Extracted text =
_ _ _ _ _ _ _
The mind can be a wonderful, and terrible, place. Within the best minds resides a tug of war where even words themselves stand at each end staring at each other pulling as hard as they can.

 

 

Use this word.

 
No.

 

 

Use THIS word.

 

 

And while those of us looking on who cannot see the battle inside sit & wait … we often think of the moment as a deliberate use of silent ‘space and time.’

 

Deliberately using silence to prompt those of us around to go further in thought.

 

 

Silly silly us.

 

Inside the silent resides the war.

 

 

I imagine at the essence of what I am discussing is my belief most people are not flippant with regard to how they use their words <I say this despite the fact we watch blathering mouths scattering words like confetti around a room>.

 

 

I do tend to believe most people speak with Salvatore Quasimodo in mind:

 

 

—-

In my voice

there is at least a sign

of living geometry

the words of life

I have never understood

—-

 

What make the battle more difficult is … well … the world around us.

 

It sometimes seems like the world is structurally hostile to nuance.

 

 

Subtlety doesn’t seem to be very effective these days.

 

The internet amplifies and facilitates a sense that we should think the worst of people <even ones we have never met> and to ignore any facts or context that may potentially eliminate the doubt or uncertainty.

 

 

Truth always seems just out of reach and yet being called a liar always seems close at hand.

 

 

People aren’t, in general, stupid.

 

 

Everyone knows how it works.

 

 

Refusing to speak means avoiding the fact that as soon as the words are spoken they begin winging their way across social media … where they inevitably seem to end up mutating into something simplistic and inflammatory therefore overshadowing not only anything else you may say … but also what you may have really said <or meant to say>.

 

 

words there are noThis all leads to self-censorship and calculated blandness.

 

 

This all leads to the ‘should I speak’ battle inside the head raging even longer … where neither side wins. It remains a stalemate … and only silence wins.
_ _ _ _ _ _ _
Extracted records =
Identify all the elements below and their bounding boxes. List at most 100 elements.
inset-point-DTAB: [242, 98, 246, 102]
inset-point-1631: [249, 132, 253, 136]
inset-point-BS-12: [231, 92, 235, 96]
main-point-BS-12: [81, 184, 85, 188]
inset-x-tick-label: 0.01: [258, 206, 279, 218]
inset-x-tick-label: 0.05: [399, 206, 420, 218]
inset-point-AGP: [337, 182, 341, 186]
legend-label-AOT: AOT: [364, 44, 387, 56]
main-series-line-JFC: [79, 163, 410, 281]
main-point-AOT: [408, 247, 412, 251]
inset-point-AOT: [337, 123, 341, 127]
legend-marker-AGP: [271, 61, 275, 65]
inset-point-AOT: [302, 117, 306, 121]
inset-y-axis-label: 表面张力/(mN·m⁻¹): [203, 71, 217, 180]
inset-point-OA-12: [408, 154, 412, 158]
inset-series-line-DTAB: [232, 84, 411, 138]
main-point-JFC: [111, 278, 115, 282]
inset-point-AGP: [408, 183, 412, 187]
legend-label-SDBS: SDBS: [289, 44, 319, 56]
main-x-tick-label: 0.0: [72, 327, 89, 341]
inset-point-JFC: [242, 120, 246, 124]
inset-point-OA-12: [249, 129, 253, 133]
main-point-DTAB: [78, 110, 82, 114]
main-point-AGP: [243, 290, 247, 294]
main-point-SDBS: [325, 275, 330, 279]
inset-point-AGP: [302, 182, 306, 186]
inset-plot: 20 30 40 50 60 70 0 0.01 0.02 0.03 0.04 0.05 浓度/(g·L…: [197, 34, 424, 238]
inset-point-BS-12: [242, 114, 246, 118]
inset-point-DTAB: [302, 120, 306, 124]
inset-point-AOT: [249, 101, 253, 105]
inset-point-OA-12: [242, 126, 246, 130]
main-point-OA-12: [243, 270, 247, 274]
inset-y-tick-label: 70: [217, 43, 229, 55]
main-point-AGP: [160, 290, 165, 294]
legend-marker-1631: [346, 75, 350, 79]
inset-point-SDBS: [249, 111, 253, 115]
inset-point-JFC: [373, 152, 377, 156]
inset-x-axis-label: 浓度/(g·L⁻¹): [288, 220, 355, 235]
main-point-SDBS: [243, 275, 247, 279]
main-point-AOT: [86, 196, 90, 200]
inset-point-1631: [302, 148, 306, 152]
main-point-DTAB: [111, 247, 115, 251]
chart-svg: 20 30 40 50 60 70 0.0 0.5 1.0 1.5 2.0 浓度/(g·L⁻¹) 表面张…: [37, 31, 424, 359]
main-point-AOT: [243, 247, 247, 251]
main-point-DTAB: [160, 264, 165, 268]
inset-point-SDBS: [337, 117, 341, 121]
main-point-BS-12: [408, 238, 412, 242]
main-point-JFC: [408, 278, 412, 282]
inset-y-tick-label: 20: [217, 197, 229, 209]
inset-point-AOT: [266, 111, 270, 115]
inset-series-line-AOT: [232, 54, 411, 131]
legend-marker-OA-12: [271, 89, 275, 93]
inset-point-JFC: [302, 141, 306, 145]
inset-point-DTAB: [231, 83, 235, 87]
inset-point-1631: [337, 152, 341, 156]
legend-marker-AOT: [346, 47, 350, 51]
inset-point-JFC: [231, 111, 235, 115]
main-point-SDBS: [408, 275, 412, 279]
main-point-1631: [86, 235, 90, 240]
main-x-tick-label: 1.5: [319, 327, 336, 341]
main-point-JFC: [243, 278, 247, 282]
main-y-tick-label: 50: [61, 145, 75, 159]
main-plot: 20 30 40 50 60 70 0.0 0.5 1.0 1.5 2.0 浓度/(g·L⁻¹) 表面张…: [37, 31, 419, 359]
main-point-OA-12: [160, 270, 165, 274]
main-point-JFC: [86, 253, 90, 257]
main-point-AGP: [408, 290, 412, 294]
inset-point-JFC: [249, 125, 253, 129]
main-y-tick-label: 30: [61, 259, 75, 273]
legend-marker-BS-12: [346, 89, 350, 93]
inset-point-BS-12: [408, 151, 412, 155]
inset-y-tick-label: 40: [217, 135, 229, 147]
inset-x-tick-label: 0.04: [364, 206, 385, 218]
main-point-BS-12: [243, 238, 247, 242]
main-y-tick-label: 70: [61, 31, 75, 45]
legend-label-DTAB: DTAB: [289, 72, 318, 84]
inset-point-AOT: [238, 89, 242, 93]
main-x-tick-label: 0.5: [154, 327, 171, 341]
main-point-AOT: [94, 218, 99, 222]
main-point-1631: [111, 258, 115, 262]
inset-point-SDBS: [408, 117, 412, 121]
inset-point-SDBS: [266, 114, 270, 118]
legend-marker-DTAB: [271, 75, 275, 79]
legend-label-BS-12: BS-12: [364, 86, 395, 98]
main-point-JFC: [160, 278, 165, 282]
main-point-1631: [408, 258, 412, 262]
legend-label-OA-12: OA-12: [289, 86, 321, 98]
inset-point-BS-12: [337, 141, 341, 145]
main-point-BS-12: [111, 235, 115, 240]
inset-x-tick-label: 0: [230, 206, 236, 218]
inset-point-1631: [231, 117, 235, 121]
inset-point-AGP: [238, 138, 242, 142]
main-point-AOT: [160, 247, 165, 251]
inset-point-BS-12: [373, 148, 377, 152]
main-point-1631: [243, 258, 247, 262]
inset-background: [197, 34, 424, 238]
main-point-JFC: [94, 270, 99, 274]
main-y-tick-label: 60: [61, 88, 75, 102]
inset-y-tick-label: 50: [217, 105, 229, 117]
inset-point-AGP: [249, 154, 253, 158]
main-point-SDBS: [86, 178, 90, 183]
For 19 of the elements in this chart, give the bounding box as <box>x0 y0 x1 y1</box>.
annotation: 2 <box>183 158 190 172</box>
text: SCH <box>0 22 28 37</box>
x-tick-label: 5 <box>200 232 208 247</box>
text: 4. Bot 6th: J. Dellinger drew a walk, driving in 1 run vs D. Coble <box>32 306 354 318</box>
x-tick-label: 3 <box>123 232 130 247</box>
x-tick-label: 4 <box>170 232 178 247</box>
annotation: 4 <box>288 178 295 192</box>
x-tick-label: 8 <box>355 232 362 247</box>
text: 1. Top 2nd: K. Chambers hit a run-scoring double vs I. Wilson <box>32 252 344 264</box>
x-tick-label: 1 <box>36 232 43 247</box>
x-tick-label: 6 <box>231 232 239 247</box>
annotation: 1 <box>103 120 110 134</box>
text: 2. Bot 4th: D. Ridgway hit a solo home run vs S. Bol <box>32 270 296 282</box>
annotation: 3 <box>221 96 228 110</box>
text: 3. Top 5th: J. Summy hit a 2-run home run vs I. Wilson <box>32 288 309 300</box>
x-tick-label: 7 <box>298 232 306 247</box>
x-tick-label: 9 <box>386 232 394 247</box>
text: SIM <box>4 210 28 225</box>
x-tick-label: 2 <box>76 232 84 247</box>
_ _ _ _ _ _ _
Aim of the task = Reproduce the part of the essay on words and silence starting at "the words of" and ending at "hostile to nuance.".

Exercise result =
the words of life

I have never understood

—-

 

What make the battle more difficult is … well … the world around us.

 

It sometimes seems like the world is structurally hostile to nuance.